WHAT YOU ARE ASKED TO DO: Extract each line in the rows below that contains the string "Температура".

***** RECORDS TO USE

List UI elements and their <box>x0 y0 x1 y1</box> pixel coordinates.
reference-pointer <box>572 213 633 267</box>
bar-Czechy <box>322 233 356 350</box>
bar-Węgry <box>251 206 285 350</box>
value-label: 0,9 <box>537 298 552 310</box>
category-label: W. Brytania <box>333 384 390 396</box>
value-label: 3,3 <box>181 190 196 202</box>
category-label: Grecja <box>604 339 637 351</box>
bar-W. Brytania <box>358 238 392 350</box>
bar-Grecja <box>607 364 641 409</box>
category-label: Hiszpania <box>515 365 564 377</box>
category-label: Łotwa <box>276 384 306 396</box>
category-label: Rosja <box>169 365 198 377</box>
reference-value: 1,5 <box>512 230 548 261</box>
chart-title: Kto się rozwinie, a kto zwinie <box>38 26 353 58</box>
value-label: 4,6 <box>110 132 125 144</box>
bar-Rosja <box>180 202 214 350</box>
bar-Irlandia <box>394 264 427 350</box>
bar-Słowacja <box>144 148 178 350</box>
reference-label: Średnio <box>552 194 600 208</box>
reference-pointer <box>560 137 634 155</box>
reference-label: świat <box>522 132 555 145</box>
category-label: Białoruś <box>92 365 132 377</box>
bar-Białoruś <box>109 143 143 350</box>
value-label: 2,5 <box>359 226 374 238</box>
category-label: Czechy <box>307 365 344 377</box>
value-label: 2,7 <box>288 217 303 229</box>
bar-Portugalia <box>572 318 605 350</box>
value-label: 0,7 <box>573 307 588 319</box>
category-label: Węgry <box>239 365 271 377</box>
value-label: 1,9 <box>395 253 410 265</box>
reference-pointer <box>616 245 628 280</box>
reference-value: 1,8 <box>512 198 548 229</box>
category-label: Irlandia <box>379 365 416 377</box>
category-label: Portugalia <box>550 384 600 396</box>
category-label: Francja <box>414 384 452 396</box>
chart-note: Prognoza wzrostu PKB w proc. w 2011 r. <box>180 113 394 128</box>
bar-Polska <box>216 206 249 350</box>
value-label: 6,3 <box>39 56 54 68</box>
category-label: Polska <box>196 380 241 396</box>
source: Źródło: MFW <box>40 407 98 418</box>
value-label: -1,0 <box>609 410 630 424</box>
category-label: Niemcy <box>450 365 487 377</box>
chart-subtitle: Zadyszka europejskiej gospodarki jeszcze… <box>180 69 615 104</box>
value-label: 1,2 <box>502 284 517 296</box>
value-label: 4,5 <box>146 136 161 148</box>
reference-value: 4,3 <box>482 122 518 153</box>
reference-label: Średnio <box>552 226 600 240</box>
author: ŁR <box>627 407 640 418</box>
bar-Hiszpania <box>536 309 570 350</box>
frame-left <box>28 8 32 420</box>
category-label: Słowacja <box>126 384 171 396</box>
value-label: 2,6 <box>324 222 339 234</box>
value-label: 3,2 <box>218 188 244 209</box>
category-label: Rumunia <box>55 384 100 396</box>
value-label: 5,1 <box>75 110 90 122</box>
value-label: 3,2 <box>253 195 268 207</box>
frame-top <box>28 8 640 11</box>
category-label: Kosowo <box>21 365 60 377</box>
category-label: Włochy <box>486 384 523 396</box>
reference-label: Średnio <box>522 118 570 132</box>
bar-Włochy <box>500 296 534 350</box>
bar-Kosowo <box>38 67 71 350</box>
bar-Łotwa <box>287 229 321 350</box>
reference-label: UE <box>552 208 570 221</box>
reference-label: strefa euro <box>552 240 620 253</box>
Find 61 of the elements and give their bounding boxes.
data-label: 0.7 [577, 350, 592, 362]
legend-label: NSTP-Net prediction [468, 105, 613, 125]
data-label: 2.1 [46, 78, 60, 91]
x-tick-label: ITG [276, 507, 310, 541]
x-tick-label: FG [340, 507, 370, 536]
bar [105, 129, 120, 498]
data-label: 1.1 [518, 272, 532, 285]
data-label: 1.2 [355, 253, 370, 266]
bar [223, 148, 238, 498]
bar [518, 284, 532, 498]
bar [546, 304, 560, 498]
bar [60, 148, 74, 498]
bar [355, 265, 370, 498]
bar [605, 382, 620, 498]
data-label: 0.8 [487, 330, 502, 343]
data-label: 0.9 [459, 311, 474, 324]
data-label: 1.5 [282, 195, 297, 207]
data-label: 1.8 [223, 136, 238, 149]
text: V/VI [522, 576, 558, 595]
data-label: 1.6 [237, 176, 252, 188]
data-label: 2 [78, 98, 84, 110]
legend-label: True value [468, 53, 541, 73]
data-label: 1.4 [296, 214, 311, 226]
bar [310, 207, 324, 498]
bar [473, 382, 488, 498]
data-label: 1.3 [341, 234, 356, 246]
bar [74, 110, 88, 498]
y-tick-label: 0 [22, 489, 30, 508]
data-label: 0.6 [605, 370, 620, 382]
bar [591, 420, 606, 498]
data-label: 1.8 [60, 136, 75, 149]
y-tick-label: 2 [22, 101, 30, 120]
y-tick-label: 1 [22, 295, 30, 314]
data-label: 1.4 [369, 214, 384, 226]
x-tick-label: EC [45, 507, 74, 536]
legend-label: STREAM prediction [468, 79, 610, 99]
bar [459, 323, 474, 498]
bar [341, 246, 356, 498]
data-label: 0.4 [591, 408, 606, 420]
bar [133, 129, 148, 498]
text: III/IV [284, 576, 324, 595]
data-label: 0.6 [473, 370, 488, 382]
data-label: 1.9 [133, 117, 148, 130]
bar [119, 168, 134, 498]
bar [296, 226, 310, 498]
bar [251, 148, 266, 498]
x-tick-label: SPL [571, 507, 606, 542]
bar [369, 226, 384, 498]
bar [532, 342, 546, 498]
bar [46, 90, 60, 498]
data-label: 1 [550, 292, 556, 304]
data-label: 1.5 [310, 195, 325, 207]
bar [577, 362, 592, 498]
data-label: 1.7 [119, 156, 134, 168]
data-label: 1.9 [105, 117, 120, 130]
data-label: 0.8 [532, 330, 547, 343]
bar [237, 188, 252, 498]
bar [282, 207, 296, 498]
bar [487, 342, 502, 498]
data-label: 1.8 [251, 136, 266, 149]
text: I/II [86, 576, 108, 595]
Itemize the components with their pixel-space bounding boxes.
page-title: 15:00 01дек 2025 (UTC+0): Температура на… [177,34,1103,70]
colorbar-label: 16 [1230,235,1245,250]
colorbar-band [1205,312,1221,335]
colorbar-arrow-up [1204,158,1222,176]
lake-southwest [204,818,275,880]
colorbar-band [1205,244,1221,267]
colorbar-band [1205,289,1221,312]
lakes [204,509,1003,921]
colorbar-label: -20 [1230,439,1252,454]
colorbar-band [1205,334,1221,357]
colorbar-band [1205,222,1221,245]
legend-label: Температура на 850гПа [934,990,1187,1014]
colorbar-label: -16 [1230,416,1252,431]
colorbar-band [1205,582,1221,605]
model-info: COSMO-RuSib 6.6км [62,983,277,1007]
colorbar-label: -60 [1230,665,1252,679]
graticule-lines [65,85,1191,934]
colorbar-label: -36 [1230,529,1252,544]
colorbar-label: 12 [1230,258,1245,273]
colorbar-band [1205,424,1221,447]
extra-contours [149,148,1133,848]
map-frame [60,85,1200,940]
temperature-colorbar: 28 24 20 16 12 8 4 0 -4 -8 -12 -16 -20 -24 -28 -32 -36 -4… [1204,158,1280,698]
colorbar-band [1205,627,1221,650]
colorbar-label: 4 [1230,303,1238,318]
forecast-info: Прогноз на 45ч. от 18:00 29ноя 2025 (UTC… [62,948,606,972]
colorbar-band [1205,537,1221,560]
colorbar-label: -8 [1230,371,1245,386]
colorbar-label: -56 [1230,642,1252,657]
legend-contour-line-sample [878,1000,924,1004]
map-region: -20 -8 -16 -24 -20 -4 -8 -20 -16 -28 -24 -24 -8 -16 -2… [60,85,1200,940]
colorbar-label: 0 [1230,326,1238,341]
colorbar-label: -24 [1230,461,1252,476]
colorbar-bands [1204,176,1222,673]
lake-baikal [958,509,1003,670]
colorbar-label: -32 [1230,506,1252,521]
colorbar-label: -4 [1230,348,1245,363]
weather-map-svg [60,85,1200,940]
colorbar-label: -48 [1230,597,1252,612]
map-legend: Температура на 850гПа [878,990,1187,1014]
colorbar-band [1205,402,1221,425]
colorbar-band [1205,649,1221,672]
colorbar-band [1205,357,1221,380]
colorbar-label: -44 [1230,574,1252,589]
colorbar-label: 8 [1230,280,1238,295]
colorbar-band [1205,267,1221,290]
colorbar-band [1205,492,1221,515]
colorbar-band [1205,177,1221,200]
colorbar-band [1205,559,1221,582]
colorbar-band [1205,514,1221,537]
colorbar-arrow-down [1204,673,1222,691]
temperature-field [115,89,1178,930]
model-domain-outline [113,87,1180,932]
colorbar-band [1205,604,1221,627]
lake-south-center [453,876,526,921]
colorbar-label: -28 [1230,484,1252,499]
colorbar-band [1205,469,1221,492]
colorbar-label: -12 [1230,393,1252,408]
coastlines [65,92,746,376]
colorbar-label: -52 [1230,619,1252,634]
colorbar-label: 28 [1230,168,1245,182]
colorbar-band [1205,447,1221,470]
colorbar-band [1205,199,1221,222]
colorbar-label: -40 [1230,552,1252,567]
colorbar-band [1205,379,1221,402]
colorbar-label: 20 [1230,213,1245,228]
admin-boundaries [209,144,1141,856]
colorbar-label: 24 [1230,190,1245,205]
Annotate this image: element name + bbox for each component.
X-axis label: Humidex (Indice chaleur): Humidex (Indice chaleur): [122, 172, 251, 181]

**********

WRITTEN SOLUTION:
page-title: 15:00 01дек 2025 (UTC+0): Температура на… [177,34,1103,70]
legend-label: Температура на 850гПа [934,990,1187,1014]
map-legend: Температура на 850гПа [878,990,1187,1014]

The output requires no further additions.